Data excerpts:
------------------------------
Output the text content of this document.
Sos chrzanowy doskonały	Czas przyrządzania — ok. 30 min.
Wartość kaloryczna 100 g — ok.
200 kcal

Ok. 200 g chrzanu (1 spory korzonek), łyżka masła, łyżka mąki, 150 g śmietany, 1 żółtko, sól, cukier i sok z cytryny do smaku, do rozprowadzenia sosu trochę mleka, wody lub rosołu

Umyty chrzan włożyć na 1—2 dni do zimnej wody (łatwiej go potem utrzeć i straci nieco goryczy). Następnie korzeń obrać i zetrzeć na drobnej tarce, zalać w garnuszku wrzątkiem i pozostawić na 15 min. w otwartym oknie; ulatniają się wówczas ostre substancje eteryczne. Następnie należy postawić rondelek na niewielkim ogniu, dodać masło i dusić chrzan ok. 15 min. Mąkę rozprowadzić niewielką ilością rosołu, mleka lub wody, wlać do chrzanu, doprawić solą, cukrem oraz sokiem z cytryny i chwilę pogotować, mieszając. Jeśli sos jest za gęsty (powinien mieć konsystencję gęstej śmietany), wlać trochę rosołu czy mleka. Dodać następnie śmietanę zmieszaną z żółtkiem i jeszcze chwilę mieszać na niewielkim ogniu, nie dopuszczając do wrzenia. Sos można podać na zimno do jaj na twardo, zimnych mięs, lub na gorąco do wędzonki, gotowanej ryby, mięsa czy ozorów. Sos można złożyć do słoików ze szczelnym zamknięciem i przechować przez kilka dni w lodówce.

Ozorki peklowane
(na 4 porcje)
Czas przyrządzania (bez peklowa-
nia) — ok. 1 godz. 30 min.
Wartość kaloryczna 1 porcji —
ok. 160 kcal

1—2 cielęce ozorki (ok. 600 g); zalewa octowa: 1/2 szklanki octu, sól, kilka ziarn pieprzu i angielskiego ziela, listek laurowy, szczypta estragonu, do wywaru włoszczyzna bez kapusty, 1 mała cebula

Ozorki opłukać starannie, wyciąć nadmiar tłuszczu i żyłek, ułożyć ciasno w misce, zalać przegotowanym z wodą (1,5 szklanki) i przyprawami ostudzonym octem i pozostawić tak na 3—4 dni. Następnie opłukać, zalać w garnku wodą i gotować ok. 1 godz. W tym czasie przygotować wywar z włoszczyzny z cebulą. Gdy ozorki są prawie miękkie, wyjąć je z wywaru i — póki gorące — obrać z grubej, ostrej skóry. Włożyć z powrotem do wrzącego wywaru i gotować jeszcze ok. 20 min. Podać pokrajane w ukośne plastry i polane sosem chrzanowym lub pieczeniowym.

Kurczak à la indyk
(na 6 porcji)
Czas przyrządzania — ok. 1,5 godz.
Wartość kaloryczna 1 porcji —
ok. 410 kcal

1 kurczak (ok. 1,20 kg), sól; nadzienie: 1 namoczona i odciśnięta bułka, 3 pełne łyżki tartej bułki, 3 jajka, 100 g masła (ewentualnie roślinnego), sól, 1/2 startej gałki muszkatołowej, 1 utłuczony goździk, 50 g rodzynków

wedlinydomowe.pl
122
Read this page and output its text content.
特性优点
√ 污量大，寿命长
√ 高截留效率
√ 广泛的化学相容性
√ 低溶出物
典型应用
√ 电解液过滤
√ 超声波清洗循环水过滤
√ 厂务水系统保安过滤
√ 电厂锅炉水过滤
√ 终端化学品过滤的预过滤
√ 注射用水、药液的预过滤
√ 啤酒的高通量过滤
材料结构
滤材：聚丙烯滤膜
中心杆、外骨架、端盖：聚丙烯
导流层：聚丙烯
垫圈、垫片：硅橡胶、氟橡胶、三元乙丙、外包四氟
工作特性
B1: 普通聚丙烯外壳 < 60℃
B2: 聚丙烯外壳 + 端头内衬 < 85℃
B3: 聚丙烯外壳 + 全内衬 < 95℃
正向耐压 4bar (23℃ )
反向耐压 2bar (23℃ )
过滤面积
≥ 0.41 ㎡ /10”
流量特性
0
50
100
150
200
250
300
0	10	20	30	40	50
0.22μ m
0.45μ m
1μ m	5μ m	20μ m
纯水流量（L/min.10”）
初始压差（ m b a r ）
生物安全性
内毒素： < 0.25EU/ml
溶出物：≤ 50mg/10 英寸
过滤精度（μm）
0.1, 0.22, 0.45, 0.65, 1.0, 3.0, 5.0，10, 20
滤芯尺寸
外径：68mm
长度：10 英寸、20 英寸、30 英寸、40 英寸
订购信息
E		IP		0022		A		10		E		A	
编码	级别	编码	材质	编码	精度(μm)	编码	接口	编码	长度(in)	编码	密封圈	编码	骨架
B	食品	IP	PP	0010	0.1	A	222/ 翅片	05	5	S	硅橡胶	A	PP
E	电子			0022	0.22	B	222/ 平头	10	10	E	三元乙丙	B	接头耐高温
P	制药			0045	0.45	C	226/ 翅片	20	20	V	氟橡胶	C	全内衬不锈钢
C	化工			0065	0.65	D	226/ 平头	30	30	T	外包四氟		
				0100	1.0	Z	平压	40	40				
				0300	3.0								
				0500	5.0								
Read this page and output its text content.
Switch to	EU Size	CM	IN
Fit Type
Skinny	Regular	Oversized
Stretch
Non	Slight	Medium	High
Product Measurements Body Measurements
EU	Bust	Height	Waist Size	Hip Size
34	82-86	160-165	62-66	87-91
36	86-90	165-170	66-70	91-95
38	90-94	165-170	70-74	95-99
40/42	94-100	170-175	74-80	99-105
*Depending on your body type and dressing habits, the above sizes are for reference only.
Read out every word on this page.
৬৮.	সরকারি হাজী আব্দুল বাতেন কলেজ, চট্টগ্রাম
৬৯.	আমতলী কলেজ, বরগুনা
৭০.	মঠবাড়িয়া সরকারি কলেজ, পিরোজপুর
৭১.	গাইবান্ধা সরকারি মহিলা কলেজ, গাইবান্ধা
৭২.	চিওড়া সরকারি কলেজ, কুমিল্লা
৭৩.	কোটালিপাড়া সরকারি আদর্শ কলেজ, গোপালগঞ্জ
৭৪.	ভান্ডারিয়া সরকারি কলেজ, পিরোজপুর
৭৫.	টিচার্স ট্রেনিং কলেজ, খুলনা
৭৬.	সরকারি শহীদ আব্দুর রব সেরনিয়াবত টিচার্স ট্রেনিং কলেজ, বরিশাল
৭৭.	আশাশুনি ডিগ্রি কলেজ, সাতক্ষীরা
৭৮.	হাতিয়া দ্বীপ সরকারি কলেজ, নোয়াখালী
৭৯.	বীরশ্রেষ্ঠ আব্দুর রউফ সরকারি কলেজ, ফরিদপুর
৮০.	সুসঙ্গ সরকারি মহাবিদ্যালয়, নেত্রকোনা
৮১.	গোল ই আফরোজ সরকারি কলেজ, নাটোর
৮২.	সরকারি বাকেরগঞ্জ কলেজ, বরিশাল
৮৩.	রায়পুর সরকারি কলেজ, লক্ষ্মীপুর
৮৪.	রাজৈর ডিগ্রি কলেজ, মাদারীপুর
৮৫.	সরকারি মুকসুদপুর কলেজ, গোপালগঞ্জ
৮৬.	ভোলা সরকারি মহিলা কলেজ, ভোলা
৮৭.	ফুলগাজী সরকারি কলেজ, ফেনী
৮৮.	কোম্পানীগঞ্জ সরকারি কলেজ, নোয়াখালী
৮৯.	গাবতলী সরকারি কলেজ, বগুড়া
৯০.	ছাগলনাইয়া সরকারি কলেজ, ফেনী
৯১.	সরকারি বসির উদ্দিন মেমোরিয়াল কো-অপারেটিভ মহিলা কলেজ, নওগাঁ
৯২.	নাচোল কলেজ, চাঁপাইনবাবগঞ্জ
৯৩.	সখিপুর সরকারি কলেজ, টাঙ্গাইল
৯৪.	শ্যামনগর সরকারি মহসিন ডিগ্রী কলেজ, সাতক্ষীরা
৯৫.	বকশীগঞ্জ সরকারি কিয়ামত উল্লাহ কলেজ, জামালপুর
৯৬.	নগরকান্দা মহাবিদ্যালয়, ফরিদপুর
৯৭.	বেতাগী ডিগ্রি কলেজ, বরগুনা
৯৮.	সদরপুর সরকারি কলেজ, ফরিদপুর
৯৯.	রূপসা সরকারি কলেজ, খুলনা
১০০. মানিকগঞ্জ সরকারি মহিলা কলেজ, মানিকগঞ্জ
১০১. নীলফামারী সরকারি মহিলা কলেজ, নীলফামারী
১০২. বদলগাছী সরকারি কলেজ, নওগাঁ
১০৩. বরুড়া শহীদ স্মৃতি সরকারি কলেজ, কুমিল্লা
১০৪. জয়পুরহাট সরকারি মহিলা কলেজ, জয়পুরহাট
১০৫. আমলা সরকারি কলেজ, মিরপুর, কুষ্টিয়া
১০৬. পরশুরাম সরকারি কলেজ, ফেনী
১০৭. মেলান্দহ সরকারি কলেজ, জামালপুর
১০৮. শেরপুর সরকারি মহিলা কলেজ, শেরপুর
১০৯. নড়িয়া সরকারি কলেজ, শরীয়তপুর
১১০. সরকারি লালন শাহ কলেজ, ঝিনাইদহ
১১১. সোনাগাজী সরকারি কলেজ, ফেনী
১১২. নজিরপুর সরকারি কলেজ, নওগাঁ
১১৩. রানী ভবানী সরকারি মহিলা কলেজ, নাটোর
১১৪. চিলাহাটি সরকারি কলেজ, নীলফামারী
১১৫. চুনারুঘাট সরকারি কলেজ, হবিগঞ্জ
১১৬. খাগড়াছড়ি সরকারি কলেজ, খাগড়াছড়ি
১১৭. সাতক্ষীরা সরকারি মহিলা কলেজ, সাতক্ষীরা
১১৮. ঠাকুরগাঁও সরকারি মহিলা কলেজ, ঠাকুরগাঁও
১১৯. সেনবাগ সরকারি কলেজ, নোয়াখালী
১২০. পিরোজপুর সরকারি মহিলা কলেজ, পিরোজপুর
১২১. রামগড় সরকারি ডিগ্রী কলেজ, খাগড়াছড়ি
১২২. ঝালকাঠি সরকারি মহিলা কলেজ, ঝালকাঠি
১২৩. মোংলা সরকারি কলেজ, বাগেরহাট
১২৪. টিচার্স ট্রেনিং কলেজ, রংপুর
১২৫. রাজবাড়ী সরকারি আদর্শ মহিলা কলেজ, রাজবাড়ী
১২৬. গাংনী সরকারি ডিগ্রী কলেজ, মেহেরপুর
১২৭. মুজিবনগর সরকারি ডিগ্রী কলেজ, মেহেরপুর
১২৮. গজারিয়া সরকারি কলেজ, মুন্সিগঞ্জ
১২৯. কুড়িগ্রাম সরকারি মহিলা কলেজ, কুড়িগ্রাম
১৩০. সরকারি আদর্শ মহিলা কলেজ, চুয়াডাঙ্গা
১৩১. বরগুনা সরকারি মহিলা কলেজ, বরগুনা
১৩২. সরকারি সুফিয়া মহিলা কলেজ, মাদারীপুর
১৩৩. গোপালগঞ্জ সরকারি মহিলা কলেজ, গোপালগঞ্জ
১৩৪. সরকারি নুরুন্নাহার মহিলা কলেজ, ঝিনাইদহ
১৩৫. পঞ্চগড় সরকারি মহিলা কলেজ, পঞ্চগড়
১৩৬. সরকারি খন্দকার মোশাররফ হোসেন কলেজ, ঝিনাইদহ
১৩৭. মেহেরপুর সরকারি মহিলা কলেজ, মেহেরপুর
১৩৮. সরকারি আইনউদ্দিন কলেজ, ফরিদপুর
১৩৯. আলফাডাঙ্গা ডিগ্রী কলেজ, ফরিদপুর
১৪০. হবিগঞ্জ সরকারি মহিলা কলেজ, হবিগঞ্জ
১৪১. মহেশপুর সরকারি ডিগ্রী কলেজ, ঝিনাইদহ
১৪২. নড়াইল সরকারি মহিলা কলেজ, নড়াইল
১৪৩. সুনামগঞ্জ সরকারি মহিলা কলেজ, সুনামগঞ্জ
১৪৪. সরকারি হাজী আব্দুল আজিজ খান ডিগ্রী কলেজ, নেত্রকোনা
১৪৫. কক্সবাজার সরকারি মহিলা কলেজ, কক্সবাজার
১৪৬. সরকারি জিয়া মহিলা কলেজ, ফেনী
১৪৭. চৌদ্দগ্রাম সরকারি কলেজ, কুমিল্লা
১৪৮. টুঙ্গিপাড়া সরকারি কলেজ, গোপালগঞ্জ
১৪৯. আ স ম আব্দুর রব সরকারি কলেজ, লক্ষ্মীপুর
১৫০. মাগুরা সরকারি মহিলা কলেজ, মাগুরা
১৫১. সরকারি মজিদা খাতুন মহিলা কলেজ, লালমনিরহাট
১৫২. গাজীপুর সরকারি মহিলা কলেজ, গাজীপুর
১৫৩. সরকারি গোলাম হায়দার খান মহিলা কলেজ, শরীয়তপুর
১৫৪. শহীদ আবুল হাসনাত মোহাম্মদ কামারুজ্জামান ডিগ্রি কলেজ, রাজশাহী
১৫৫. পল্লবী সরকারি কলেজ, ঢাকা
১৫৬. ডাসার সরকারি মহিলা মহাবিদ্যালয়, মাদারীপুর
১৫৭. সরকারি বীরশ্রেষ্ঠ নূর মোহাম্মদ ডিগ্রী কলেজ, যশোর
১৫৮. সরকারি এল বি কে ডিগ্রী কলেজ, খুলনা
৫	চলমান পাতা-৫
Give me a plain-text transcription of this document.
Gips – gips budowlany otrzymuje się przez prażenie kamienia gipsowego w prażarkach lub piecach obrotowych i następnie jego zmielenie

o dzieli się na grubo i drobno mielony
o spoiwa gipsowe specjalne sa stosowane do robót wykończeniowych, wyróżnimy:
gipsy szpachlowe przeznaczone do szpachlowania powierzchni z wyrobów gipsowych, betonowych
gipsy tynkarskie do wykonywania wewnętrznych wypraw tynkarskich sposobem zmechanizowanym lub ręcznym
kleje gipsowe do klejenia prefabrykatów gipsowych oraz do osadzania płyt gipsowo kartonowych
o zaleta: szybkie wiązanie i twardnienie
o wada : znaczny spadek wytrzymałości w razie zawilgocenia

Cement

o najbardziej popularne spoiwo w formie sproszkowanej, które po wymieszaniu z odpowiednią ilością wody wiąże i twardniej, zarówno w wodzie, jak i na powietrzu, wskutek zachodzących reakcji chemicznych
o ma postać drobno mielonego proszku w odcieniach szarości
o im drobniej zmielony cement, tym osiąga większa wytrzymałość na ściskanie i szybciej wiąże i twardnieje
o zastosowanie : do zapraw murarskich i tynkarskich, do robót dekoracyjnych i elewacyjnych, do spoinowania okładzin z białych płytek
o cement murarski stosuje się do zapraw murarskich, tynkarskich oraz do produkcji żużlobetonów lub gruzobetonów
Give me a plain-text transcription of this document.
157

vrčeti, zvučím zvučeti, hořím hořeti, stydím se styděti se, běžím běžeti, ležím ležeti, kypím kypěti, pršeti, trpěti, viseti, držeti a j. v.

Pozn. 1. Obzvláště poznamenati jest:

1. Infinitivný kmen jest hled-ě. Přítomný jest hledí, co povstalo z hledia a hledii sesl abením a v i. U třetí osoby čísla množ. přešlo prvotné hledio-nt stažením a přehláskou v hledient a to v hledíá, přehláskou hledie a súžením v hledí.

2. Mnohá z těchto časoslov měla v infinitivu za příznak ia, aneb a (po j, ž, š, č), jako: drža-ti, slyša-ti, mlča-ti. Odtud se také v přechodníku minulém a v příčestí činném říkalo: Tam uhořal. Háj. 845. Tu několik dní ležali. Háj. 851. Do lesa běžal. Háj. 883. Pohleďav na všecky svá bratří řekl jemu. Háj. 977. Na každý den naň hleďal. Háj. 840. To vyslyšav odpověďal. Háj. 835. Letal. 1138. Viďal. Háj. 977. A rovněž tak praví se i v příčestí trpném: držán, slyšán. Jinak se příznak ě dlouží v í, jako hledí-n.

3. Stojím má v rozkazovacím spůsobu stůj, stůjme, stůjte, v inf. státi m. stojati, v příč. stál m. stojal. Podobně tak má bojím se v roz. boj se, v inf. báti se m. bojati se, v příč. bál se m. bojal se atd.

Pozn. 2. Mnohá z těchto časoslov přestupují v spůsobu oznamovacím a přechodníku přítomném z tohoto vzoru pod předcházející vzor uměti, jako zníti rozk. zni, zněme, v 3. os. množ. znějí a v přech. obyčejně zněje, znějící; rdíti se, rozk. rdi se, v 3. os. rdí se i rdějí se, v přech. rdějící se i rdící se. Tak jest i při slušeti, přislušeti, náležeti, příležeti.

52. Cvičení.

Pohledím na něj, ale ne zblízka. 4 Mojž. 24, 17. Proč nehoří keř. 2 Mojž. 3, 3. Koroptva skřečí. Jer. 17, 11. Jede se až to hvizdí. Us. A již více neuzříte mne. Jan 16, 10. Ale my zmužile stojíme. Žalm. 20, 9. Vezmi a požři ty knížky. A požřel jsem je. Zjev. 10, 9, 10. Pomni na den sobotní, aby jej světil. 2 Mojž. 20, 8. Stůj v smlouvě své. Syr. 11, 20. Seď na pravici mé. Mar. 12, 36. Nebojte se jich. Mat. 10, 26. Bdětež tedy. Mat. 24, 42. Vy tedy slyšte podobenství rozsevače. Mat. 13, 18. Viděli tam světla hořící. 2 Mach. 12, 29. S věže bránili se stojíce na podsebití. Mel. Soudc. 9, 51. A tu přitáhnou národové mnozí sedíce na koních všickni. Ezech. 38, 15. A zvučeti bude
------------------------------
Task to complete:
Each line in the material either holds the string "murarskich" or does not. State how many do, and nothing else.

Task response:
2